What is asked: Read the listing below and copy out every line that holds "structure".
########################################
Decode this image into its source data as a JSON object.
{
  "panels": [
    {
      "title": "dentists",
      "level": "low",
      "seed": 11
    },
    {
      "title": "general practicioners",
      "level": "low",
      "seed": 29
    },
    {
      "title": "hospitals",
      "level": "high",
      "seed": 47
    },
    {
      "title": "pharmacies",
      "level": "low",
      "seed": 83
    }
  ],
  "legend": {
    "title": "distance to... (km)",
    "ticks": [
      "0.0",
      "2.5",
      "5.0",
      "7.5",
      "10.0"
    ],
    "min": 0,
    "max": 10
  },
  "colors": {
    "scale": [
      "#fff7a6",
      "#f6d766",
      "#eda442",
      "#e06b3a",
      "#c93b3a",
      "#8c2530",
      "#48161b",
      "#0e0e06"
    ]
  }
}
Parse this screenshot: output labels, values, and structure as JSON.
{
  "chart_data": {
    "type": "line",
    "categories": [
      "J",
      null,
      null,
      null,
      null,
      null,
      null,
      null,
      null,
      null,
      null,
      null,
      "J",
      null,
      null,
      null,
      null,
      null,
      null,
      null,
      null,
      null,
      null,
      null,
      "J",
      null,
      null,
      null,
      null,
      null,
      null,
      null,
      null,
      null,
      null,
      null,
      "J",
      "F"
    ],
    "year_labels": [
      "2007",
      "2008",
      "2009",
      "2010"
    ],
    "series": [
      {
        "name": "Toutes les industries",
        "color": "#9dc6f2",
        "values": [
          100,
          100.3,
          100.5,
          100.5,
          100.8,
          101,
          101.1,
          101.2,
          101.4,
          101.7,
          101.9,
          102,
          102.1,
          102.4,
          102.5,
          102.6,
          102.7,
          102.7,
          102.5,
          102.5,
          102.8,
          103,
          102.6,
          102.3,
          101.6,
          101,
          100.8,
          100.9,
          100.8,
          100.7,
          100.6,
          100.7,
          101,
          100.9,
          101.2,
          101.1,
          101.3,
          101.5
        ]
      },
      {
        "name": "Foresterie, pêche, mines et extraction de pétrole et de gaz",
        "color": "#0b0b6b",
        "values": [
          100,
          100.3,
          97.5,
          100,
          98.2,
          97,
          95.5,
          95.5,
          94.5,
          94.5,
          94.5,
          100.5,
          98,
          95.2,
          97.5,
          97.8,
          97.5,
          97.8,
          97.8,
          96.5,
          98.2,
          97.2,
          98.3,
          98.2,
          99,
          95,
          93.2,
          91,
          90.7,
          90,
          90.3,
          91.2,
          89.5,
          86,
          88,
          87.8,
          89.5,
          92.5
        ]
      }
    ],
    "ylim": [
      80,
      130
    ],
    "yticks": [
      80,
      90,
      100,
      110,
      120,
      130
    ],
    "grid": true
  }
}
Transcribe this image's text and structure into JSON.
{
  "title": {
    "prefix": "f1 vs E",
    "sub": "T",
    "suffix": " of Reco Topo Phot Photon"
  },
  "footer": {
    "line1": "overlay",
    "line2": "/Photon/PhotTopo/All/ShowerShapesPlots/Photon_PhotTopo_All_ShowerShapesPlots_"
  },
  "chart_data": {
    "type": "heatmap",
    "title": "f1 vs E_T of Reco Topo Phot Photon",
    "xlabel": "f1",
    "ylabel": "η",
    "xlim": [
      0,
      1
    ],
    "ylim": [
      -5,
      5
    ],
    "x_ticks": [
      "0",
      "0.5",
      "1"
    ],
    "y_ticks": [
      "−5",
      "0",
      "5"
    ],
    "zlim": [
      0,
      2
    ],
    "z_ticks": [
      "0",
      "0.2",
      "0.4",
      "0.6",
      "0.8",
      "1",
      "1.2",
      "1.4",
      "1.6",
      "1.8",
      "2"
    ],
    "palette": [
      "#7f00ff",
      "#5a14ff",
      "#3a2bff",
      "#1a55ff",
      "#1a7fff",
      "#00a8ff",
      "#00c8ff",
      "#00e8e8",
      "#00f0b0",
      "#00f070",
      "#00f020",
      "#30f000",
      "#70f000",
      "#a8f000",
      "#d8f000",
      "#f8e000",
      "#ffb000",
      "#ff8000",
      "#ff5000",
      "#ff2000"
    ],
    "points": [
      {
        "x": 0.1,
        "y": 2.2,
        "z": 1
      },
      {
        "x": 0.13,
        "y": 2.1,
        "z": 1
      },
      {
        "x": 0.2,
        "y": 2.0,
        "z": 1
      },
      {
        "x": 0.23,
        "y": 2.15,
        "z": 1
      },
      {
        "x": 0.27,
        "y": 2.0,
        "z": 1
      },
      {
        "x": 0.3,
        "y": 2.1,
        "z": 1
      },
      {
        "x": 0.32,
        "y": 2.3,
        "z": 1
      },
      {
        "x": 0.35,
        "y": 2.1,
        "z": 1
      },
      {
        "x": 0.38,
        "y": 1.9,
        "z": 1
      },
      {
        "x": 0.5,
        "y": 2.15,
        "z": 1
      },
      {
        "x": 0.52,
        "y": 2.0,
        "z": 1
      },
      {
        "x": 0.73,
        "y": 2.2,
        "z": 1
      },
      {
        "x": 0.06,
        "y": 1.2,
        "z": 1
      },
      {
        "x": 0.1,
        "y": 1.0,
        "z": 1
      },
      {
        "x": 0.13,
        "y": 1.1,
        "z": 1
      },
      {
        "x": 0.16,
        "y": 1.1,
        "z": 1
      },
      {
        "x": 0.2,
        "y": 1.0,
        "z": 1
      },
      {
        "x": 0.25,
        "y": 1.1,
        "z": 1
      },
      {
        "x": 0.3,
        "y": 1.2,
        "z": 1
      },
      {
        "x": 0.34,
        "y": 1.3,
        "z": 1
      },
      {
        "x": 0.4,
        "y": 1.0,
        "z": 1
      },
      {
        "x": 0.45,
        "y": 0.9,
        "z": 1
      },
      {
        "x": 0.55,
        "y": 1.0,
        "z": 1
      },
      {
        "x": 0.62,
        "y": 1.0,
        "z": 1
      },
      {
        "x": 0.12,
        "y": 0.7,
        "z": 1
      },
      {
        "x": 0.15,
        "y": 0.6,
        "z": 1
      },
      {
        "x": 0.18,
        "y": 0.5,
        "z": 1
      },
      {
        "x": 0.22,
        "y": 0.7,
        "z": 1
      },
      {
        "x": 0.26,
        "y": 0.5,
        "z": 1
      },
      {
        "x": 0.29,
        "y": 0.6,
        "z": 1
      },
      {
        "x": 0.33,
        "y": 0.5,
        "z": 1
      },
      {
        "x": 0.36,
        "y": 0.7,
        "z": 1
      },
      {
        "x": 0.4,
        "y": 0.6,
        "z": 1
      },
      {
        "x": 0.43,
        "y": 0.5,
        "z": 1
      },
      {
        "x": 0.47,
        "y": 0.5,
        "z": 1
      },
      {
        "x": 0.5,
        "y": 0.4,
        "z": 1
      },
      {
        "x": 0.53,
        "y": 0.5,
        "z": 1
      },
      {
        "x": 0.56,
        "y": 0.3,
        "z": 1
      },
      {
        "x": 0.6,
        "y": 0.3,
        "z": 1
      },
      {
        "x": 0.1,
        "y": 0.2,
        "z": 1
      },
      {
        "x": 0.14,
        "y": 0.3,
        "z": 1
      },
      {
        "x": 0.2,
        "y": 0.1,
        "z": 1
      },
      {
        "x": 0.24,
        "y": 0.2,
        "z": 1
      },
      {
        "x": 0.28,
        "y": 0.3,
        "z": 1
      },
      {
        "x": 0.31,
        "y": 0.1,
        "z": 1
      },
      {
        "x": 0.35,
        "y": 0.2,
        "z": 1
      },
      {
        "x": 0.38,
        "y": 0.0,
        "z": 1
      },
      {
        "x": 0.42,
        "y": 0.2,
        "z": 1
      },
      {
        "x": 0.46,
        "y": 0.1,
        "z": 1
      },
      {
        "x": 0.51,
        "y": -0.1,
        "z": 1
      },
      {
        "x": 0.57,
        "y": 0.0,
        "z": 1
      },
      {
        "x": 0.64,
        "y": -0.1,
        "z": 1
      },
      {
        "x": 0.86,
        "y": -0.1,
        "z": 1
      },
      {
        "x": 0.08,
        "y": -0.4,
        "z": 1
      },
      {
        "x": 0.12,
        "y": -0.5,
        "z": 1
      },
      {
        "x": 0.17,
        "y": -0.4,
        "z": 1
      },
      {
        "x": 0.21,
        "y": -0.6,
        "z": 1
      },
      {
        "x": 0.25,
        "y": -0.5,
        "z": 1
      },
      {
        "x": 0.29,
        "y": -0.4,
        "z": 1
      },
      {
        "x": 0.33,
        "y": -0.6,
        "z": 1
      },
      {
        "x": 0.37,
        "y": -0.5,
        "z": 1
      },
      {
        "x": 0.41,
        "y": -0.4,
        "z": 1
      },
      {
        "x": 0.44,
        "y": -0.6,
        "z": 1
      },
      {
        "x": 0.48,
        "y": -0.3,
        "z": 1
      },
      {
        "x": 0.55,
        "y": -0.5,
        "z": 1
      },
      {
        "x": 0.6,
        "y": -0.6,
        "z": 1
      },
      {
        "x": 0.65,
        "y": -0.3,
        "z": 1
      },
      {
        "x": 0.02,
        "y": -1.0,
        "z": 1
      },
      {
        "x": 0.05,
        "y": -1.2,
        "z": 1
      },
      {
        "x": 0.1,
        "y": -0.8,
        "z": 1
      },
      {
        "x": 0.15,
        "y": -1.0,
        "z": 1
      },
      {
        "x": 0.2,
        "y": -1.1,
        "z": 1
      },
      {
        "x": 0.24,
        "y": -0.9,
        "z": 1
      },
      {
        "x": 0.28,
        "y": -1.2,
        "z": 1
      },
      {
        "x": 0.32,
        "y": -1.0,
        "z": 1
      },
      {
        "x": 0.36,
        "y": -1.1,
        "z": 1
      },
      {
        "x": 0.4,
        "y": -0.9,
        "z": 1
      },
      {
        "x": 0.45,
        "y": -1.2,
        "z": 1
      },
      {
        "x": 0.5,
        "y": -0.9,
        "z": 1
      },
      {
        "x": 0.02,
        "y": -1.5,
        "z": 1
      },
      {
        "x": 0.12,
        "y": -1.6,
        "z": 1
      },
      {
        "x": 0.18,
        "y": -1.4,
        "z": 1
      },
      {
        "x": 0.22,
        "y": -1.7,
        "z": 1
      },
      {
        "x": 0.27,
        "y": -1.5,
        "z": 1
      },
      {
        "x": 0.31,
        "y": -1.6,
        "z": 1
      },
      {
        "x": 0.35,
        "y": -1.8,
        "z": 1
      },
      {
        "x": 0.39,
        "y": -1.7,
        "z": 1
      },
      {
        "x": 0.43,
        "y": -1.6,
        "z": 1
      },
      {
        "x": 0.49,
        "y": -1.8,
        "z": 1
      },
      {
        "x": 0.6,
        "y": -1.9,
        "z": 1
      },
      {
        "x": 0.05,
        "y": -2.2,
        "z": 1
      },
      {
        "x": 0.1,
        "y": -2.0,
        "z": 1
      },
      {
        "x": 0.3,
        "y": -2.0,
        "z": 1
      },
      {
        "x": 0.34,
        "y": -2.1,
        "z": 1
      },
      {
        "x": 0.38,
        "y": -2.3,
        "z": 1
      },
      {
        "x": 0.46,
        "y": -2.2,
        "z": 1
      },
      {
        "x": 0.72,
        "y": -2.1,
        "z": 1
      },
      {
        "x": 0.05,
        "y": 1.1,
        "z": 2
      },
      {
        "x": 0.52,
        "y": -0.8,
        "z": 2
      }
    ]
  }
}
########################################
Solved problem:
Parse this screenshot: output labels, values, and structure as JSON.
Transcribe this image's text and structure into JSON.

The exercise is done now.